### GIVEN EXERCISE
In the stretch of the entries from the line containing "What elements are present" through the line containing "bar-segment-bostadsr-tter[interactable]: [115, 219, 128, 389]", change "bounding boxes" to "bounding rectangles" and leave everything else as it stands. Give back only those lines, and leave the picture out.

### DATA ENTRIES
━━━━━━

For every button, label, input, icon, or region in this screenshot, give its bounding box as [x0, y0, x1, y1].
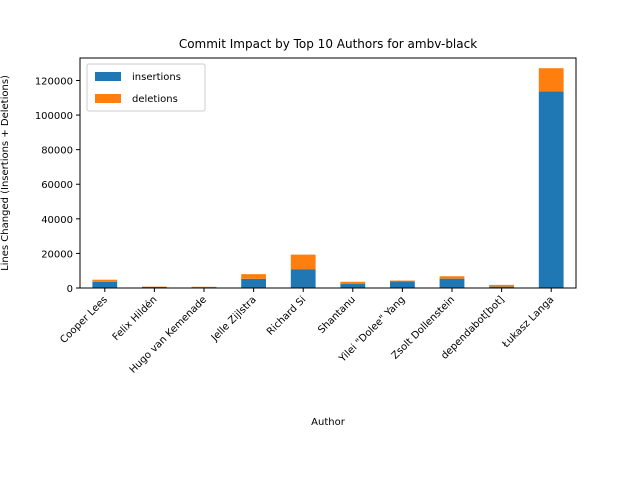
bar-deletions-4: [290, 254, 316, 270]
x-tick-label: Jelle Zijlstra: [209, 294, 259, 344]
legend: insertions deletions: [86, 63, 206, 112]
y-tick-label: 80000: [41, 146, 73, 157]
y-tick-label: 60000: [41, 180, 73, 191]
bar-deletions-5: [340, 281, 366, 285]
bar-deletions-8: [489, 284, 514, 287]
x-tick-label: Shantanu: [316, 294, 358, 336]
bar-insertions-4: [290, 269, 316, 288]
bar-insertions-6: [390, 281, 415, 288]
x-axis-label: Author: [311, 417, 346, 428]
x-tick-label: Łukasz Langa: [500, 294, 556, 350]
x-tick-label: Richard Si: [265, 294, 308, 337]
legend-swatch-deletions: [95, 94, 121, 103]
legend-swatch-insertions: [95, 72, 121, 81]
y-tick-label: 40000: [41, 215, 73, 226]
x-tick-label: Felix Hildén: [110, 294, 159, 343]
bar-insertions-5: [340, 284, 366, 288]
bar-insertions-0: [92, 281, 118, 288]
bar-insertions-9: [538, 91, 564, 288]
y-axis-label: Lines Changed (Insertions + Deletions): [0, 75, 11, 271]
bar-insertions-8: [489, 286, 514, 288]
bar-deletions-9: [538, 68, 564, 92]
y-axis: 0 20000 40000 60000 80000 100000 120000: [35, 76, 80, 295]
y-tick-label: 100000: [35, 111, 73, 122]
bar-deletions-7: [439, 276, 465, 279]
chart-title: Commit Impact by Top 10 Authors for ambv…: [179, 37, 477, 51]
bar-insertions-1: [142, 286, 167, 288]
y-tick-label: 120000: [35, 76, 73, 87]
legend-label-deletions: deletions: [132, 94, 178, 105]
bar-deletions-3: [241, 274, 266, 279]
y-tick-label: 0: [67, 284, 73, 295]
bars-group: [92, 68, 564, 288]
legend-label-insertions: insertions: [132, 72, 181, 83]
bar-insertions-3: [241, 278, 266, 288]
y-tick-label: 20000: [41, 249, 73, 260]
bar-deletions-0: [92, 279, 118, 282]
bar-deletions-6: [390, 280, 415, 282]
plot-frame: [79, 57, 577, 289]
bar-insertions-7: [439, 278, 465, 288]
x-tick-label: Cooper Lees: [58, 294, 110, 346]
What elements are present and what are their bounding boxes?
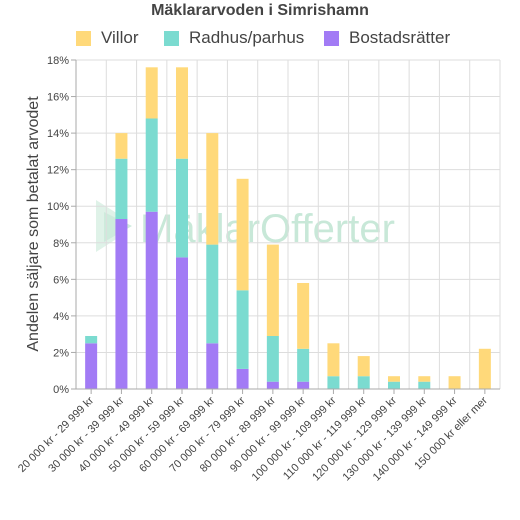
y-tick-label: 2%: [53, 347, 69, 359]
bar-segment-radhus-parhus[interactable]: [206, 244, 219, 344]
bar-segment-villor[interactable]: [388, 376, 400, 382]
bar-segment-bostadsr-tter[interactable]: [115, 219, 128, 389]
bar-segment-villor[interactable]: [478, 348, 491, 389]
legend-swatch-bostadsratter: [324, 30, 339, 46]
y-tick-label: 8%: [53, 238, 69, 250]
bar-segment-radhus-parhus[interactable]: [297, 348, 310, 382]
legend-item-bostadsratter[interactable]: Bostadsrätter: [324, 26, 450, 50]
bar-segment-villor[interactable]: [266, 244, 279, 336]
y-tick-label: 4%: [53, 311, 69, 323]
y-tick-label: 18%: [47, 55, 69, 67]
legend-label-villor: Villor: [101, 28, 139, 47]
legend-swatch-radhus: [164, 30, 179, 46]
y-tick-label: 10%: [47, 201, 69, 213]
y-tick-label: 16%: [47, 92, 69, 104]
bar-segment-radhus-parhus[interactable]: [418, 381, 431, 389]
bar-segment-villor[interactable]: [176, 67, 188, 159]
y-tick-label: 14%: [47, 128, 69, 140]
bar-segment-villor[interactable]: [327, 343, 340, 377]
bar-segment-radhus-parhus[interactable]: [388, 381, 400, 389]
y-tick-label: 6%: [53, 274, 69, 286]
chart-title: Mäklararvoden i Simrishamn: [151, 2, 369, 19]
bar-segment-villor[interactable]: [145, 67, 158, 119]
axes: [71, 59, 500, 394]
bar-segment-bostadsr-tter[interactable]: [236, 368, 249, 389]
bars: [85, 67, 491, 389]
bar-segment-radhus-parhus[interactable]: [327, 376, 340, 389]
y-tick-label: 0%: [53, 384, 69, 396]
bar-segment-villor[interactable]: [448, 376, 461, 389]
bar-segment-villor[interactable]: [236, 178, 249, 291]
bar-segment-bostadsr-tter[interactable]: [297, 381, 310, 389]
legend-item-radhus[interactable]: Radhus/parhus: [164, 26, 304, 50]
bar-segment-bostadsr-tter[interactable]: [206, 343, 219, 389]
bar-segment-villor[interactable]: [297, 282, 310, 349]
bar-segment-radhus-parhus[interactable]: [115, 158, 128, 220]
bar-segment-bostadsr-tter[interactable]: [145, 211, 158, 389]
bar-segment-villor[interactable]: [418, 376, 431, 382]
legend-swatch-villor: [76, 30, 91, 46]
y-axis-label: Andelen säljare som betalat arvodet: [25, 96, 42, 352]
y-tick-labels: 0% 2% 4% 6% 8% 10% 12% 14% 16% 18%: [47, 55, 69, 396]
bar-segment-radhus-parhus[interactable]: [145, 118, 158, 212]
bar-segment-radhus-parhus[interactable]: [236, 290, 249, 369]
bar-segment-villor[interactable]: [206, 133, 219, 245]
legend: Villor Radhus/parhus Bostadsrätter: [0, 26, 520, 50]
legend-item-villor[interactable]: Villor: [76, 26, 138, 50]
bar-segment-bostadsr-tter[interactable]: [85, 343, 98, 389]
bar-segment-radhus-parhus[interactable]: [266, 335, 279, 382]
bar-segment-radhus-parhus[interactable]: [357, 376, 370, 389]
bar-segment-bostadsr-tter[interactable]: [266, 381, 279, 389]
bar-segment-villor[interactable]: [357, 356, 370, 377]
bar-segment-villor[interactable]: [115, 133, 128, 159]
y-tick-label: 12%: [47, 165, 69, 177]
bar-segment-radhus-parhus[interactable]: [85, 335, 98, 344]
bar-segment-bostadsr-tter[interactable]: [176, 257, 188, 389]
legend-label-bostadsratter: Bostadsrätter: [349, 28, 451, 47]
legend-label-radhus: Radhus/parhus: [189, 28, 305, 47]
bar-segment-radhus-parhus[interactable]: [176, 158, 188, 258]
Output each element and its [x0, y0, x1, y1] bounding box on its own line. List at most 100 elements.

━━━━━━

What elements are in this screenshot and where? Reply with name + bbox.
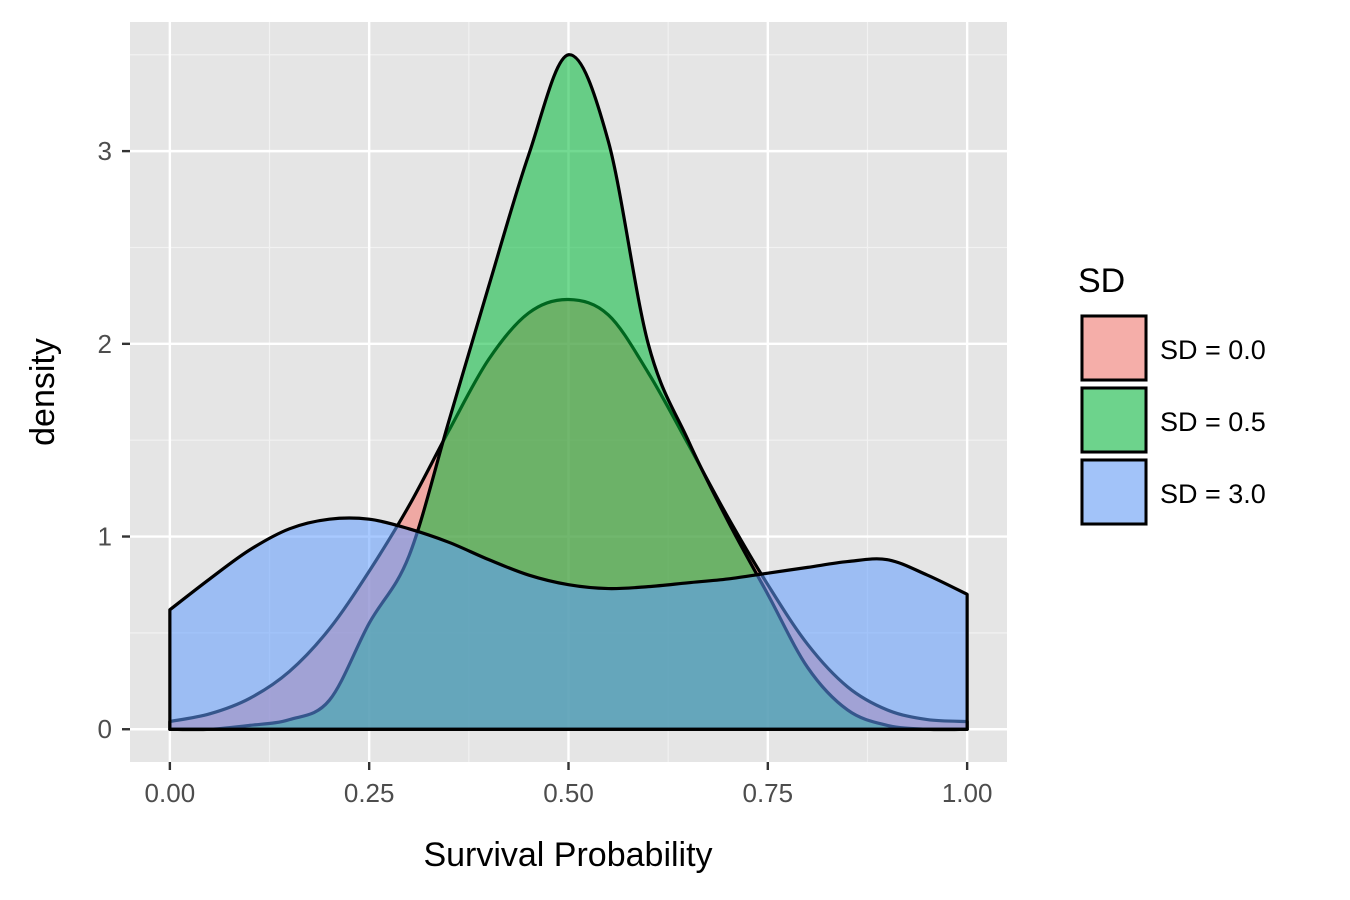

━━━━━━

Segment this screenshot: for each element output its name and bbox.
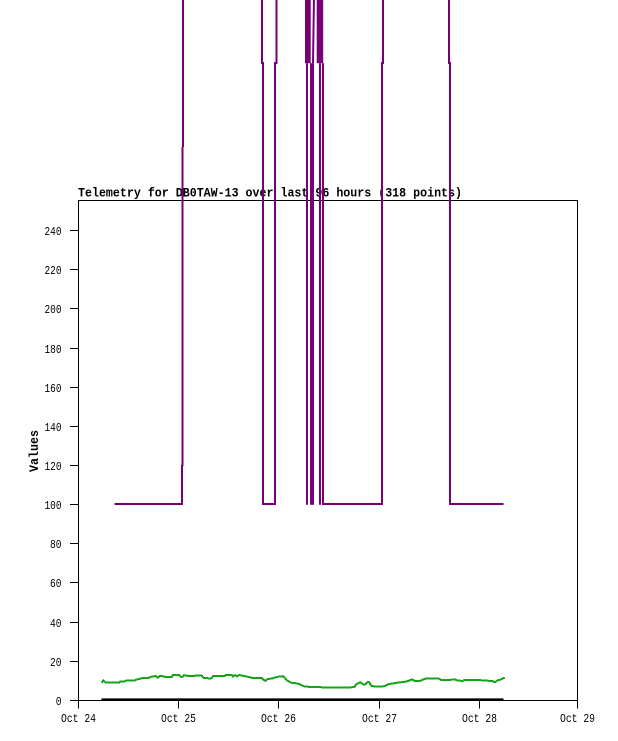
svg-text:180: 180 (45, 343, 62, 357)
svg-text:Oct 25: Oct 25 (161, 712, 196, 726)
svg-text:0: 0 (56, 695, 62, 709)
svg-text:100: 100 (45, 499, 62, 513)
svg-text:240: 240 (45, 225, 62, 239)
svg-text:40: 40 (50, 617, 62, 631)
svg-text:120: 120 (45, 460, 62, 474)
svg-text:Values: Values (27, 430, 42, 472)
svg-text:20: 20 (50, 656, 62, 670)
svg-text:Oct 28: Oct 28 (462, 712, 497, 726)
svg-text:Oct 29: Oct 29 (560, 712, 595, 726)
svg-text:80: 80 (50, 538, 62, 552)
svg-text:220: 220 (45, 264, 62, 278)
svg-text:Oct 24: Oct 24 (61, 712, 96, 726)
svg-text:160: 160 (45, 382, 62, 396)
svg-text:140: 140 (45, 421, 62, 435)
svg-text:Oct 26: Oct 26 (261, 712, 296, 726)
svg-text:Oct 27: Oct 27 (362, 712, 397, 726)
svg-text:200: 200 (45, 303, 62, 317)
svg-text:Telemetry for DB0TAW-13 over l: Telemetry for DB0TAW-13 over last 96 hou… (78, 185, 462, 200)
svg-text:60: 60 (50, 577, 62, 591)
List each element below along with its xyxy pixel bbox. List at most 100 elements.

━━━━━━

### COMPLETED EXERCISE
What elements are present and what are their bounding rectangles?
y-tick-label: 2%: [53, 347, 69, 359]
bar-segment-radhus-parhus[interactable]: [206, 244, 219, 344]
bar-segment-villor[interactable]: [388, 376, 400, 382]
bar-segment-bostadsr-tter[interactable]: [115, 219, 128, 389]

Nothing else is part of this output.